--- RAW DATA ---
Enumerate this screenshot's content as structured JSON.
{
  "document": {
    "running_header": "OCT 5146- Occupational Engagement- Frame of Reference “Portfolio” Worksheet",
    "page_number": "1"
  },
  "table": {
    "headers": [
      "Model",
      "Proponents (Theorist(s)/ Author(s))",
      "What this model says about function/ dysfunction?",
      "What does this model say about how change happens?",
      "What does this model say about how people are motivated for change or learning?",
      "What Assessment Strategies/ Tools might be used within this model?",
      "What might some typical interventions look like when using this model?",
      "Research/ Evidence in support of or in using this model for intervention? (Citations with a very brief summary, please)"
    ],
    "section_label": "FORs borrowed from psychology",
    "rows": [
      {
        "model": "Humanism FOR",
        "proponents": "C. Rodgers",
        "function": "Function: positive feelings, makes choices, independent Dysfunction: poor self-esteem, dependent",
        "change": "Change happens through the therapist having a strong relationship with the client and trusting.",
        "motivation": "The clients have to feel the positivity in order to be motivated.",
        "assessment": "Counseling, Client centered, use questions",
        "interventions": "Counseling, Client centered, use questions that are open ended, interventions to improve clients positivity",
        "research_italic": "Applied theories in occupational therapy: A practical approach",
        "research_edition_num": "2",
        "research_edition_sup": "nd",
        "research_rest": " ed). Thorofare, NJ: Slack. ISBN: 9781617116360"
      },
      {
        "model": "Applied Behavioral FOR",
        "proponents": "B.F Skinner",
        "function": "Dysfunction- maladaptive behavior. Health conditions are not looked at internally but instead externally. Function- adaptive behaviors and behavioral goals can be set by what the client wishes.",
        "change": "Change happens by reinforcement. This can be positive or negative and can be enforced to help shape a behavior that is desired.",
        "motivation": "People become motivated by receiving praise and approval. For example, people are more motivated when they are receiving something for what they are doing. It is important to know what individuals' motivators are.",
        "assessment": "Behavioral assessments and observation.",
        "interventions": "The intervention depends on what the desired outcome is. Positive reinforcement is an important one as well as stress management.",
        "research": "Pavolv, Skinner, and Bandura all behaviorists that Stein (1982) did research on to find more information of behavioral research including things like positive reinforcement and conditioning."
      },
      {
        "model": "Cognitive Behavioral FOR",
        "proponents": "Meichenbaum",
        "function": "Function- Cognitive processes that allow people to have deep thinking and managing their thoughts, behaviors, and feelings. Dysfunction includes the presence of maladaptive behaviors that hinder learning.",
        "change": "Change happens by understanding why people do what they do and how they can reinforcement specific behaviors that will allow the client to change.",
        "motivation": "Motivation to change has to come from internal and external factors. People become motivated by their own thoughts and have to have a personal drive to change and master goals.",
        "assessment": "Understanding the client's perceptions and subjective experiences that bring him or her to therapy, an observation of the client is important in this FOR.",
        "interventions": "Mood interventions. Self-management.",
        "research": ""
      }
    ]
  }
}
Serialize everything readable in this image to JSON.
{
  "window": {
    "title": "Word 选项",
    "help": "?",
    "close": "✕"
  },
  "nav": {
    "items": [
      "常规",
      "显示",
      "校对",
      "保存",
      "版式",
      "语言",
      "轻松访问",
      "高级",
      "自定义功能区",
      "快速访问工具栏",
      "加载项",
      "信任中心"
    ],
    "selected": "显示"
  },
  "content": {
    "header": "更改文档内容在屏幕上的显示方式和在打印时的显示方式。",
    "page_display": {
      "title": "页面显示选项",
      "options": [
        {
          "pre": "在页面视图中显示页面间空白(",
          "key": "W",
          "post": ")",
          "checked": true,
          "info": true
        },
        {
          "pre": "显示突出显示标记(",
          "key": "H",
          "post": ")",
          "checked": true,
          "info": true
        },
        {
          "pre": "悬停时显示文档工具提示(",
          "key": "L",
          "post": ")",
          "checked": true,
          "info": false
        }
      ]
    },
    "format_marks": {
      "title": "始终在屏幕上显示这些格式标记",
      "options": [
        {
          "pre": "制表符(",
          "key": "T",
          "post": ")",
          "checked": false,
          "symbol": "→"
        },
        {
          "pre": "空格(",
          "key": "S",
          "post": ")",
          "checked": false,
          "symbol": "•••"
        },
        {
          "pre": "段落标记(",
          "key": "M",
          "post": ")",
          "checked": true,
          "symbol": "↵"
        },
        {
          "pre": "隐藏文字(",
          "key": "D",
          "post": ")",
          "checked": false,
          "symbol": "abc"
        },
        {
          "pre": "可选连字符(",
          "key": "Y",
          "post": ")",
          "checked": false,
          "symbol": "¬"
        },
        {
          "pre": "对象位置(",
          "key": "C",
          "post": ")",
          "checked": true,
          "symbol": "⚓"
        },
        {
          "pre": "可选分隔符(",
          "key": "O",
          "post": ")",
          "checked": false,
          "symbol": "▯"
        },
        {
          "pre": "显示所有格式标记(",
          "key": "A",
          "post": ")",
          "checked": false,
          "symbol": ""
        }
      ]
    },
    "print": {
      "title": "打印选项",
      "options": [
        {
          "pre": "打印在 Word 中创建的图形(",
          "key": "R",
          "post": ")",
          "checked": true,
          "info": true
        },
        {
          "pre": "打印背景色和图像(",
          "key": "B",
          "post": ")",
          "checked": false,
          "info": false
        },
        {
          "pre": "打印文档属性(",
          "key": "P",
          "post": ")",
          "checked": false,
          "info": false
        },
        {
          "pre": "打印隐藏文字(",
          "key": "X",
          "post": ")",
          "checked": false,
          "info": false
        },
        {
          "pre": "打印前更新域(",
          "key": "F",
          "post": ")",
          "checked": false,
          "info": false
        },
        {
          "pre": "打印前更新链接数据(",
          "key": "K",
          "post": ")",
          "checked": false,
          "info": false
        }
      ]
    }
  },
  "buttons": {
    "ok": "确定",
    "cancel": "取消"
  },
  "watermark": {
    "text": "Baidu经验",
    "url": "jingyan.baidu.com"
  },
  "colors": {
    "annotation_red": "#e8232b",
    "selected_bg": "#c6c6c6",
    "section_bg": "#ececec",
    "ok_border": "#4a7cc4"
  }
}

--- THE TASK ---
Write out all the entries exactly.

--- ANSWER ---
Enumerate this screenshot's content as structured JSON.
{
  "document": {
    "running_header": "OCT 5146- Occupational Engagement- Frame of Reference “Portfolio” Worksheet",
    "page_number": "1"
  },
  "table": {
    "headers": [
      "Model",
      "Proponents (Theorist(s)/ Author(s))",
      "What this model says about function/ dysfunction?",
      "What does this model say about how change happens?",
      "What does this model say about how people are motivated for change or learning?",
      "What Assessment Strategies/ Tools might be used within this model?",
      "What might some typical interventions look like when using this model?",
      "Research/ Evidence in support of or in using this model for intervention? (Citations with a very brief summary, please)"
    ],
    "section_label": "FORs borrowed from psychology",
    "rows": [
      {
        "model": "Humanism FOR",
        "proponents": "C. Rodgers",
        "function": "Function: positive feelings, makes choices, independent Dysfunction: poor self-esteem, dependent",
        "change": "Change happens through the therapist having a strong relationship with the client and trusting.",
        "motivation": "The clients have to feel the positivity in order to be motivated.",
        "assessment": "Counseling, Client centered, use questions",
        "interventions": "Counseling, Client centered, use questions that are open ended, interventions to improve clients positivity",
        "research_italic": "Applied theories in occupational therapy: A practical approach",
        "research_edition_num": "2",
        "research_edition_sup": "nd",
        "research_rest": " ed). Thorofare, NJ: Slack. ISBN: 9781617116360"
      },
      {
        "model": "Applied Behavioral FOR",
        "proponents": "B.F Skinner",
        "function": "Dysfunction- maladaptive behavior. Health conditions are not looked at internally but instead externally. Function- adaptive behaviors and behavioral goals can be set by what the client wishes.",
        "change": "Change happens by reinforcement. This can be positive or negative and can be enforced to help shape a behavior that is desired.",
        "motivation": "People become motivated by receiving praise and approval. For example, people are more motivated when they are receiving something for what they are doing. It is important to know what individuals' motivators are.",
        "assessment": "Behavioral assessments and observation.",
        "interventions": "The intervention depends on what the desired outcome is. Positive reinforcement is an important one as well as stress management.",
        "research": "Pavolv, Skinner, and Bandura all behaviorists that Stein (1982) did research on to find more information of behavioral research including things like positive reinforcement and conditioning."
      },
      {
        "model": "Cognitive Behavioral FOR",
        "proponents": "Meichenbaum",
        "function": "Function- Cognitive processes that allow people to have deep thinking and managing their thoughts, behaviors, and feelings. Dysfunction includes the presence of maladaptive behaviors that hinder learning.",
        "change": "Change happens by understanding why people do what they do and how they can reinforcement specific behaviors that will allow the client to change.",
        "motivation": "Motivation to change has to come from internal and external factors. People become motivated by their own thoughts and have to have a personal drive to change and master goals.",
        "assessment": "Understanding the client's perceptions and subjective experiences that bring him or her to therapy, an observation of the client is important in this FOR.",
        "interventions": "Mood interventions. Self-management.",
        "research": ""
      }
    ]
  }
}
Serialize everything readable in this image to JSON.
{
  "window": {
    "title": "Word 选项",
    "help": "?",
    "close": "✕"
  },
  "nav": {
    "items": [
      "常规",
      "显示",
      "校对",
      "保存",
      "版式",
      "语言",
      "轻松访问",
      "高级",
      "自定义功能区",
      "快速访问工具栏",
      "加载项",
      "信任中心"
    ],
    "selected": "显示"
  },
  "content": {
    "header": "更改文档内容在屏幕上的显示方式和在打印时的显示方式。",
    "page_display": {
      "title": "页面显示选项",
      "options": [
        {
          "pre": "在页面视图中显示页面间空白(",
          "key": "W",
          "post": ")",
          "checked": true,
          "info": true
        },
        {
          "pre": "显示突出显示标记(",
          "key": "H",
          "post": ")",
          "checked": true,
          "info": true
        },
        {
          "pre": "悬停时显示文档工具提示(",
          "key": "L",
          "post": ")",
          "checked": true,
          "info": false
        }
      ]
    },
    "format_marks": {
      "title": "始终在屏幕上显示这些格式标记",
      "options": [
        {
          "pre": "制表符(",
          "key": "T",
          "post": ")",
          "checked": false,
          "symbol": "→"
        },
        {
          "pre": "空格(",
          "key": "S",
          "post": ")",
          "checked": false,
          "symbol": "•••"
        },
        {
          "pre": "段落标记(",
          "key": "M",
          "post": ")",
          "checked": true,
          "symbol": "↵"
        },
        {
          "pre": "隐藏文字(",
          "key": "D",
          "post": ")",
          "checked": false,
          "symbol": "abc"
        },
        {
          "pre": "可选连字符(",
          "key": "Y",
          "post": ")",
          "checked": false,
          "symbol": "¬"
        },
        {
          "pre": "对象位置(",
          "key": "C",
          "post": ")",
          "checked": true,
          "symbol": "⚓"
        },
        {
          "pre": "可选分隔符(",
          "key": "O",
          "post": ")",
          "checked": false,
          "symbol": "▯"
        },
        {
          "pre": "显示所有格式标记(",
          "key": "A",
          "post": ")",
          "checked": false,
          "symbol": ""
        }
      ]
    },
    "print": {
      "title": "打印选项",
      "options": [
        {
          "pre": "打印在 Word 中创建的图形(",
          "key": "R",
          "post": ")",
          "checked": true,
          "info": true
        },
        {
          "pre": "打印背景色和图像(",
          "key": "B",
          "post": ")",
          "checked": false,
          "info": false
        },
        {
          "pre": "打印文档属性(",
          "key": "P",
          "post": ")",
          "checked": false,
          "info": false
        },
        {
          "pre": "打印隐藏文字(",
          "key": "X",
          "post": ")",
          "checked": false,
          "info": false
        },
        {
          "pre": "打印前更新域(",
          "key": "F",
          "post": ")",
          "checked": false,
          "info": false
        },
        {
          "pre": "打印前更新链接数据(",
          "key": "K",
          "post": ")",
          "checked": false,
          "info": false
        }
      ]
    }
  },
  "buttons": {
    "ok": "确定",
    "cancel": "取消"
  },
  "watermark": {
    "text": "Baidu经验",
    "url": "jingyan.baidu.com"
  },
  "colors": {
    "annotation_red": "#e8232b",
    "selected_bg": "#c6c6c6",
    "section_bg": "#ececec",
    "ok_border": "#4a7cc4"
  }
}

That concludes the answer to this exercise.